++++ Data ++++

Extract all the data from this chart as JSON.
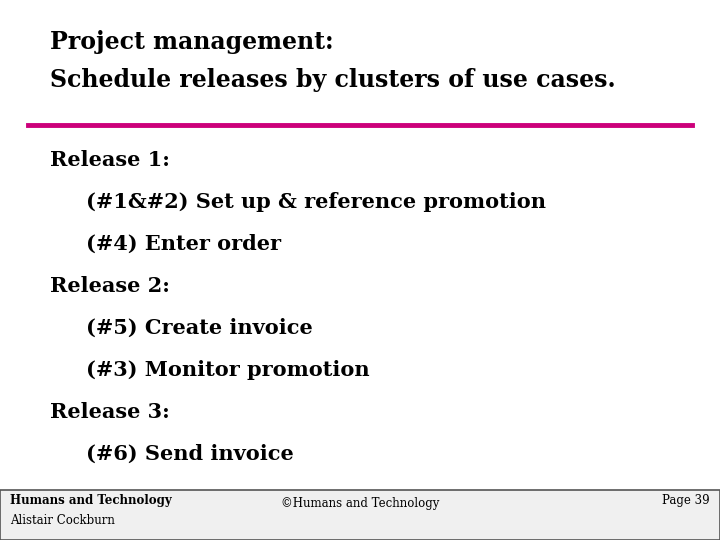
{
  "title_line1": "Project management:",
  "title_line2": "Schedule releases by clusters of use cases.",
  "title_fontsize": 17,
  "title_color": "#000000",
  "title_font": "serif",
  "separator_color": "#cc007a",
  "separator_linewidth": 3.5,
  "body_lines": [
    {
      "text": "Release 1:",
      "indent": 0.07,
      "bold": true,
      "fontsize": 15
    },
    {
      "text": "(#1&#2) Set up & reference promotion",
      "indent": 0.12,
      "bold": true,
      "fontsize": 15
    },
    {
      "text": "(#4) Enter order",
      "indent": 0.12,
      "bold": true,
      "fontsize": 15
    },
    {
      "text": "Release 2:",
      "indent": 0.07,
      "bold": true,
      "fontsize": 15
    },
    {
      "text": "(#5) Create invoice",
      "indent": 0.12,
      "bold": true,
      "fontsize": 15
    },
    {
      "text": "(#3) Monitor promotion",
      "indent": 0.12,
      "bold": true,
      "fontsize": 15
    },
    {
      "text": "Release 3:",
      "indent": 0.07,
      "bold": true,
      "fontsize": 15
    },
    {
      "text": "(#6) Send invoice",
      "indent": 0.12,
      "bold": true,
      "fontsize": 15
    }
  ],
  "footer_left_bold": "Humans and Technology",
  "footer_left_normal": "Alistair Cockburn",
  "footer_center": "©Humans and Technology",
  "footer_right": "Page 39",
  "footer_fontsize": 8.5,
  "footer_bg": "#f0f0f0",
  "bg_color": "#ffffff"
}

++++

- [Your instructions] Where a line contains "promotion", copy that line.

- [Written response]
      "text": "(#1&#2) Set up & reference promotion",
      "text": "(#3) Monitor promotion",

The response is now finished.